-- Begin Data rows --
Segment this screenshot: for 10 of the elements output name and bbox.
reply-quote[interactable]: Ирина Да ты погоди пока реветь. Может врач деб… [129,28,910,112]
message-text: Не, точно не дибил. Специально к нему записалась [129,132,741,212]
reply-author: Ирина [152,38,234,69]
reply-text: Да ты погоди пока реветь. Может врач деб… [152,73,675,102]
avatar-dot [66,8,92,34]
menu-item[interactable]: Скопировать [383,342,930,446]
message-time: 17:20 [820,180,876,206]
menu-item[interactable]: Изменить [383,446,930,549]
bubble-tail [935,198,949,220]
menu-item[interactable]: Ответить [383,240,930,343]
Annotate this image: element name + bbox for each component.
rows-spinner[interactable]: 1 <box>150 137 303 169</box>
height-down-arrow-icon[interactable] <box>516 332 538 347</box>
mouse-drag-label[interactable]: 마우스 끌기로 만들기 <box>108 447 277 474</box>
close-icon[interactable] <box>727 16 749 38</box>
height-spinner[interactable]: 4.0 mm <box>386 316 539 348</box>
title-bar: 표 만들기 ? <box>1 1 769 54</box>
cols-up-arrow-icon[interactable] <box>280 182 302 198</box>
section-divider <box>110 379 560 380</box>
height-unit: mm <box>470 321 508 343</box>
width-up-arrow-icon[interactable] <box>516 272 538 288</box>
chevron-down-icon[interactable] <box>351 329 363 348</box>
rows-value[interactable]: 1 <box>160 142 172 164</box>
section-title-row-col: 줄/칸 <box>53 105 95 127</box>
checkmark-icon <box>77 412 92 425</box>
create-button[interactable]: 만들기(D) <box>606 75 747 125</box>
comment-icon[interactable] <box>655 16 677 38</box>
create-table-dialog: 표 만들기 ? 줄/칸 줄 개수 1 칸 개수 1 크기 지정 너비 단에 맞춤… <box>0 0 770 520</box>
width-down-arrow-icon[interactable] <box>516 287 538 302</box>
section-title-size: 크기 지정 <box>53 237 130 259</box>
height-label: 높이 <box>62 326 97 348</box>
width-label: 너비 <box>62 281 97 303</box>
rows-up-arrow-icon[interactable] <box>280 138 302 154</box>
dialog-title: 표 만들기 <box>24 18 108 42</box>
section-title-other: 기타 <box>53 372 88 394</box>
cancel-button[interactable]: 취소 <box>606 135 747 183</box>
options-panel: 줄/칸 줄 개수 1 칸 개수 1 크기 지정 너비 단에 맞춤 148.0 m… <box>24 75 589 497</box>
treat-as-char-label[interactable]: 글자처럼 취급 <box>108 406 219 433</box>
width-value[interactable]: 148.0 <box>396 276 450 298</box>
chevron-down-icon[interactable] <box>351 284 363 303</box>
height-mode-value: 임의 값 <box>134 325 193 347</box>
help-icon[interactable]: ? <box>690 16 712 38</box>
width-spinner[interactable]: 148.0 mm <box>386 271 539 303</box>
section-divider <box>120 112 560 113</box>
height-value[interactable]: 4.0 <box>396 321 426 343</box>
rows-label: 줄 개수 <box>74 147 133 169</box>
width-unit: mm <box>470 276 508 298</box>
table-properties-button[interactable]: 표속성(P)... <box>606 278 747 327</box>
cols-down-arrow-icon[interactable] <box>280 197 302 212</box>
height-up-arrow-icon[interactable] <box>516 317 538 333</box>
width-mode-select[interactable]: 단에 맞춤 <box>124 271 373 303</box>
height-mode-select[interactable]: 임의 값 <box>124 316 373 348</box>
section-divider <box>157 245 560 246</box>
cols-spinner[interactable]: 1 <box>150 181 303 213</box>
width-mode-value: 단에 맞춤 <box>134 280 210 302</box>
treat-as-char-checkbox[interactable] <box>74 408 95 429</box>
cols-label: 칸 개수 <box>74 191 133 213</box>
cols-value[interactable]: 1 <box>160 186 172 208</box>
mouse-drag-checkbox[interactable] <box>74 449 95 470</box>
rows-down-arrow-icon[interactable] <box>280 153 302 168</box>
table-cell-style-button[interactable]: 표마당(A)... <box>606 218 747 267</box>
-- End Data rows --
- _Description of the task_:
Find every line in the items above that contains the string "width", and copy each of those lines.

- _Answer below_:
width-up-arrow-icon[interactable] <box>516 272 538 288</box>
width-down-arrow-icon[interactable] <box>516 287 538 302</box>
width-label: 너비 <box>62 281 97 303</box>
width-value[interactable]: 148.0 <box>396 276 450 298</box>
width-spinner[interactable]: 148.0 mm <box>386 271 539 303</box>
width-unit: mm <box>470 276 508 298</box>
width-mode-select[interactable]: 단에 맞춤 <box>124 271 373 303</box>
width-mode-value: 단에 맞춤 <box>134 280 210 302</box>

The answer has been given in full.